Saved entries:
************

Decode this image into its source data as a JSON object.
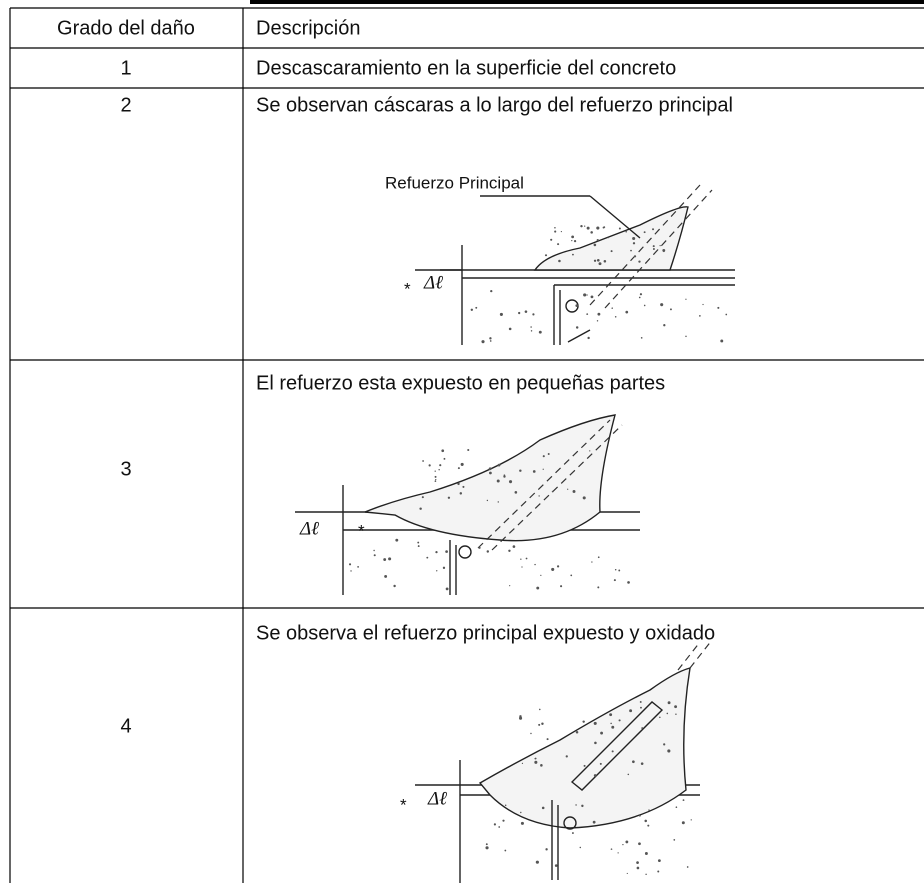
{
  "table": {
    "header": [
      "Grado del daño",
      "Descripción"
    ],
    "rows": [
      {
        "grade": "1",
        "description": "Descascaramiento en la superficie del concreto"
      },
      {
        "grade": "2",
        "description": "Se observan cáscaras a lo largo del refuerzo principal",
        "figure": {
          "label": "Refuerzo Principal",
          "marker": "*",
          "delta": "Δℓ"
        }
      },
      {
        "grade": "3",
        "description": "El refuerzo esta expuesto en pequeñas partes",
        "figure": {
          "marker": "*",
          "delta": "Δℓ"
        }
      },
      {
        "grade": "4",
        "description": "Se observa el refuerzo principal expuesto y oxidado",
        "figure": {
          "marker": "*",
          "delta": "Δℓ"
        }
      }
    ]
  }
}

************

Without the pictures, write out the whole listing above exactly as it appears.

- **WRITTEN ANSWER**:
Decode this image into its source data as a JSON object.
{
  "table": {
    "header": [
      "Grado del daño",
      "Descripción"
    ],
    "rows": [
      {
        "grade": "1",
        "description": "Descascaramiento en la superficie del concreto"
      },
      {
        "grade": "2",
        "description": "Se observan cáscaras a lo largo del refuerzo principal",
        "figure": {
          "label": "Refuerzo Principal",
          "marker": "*",
          "delta": "Δℓ"
        }
      },
      {
        "grade": "3",
        "description": "El refuerzo esta expuesto en pequeñas partes",
        "figure": {
          "marker": "*",
          "delta": "Δℓ"
        }
      },
      {
        "grade": "4",
        "description": "Se observa el refuerzo principal expuesto y oxidado",
        "figure": {
          "marker": "*",
          "delta": "Δℓ"
        }
      }
    ]
  }
}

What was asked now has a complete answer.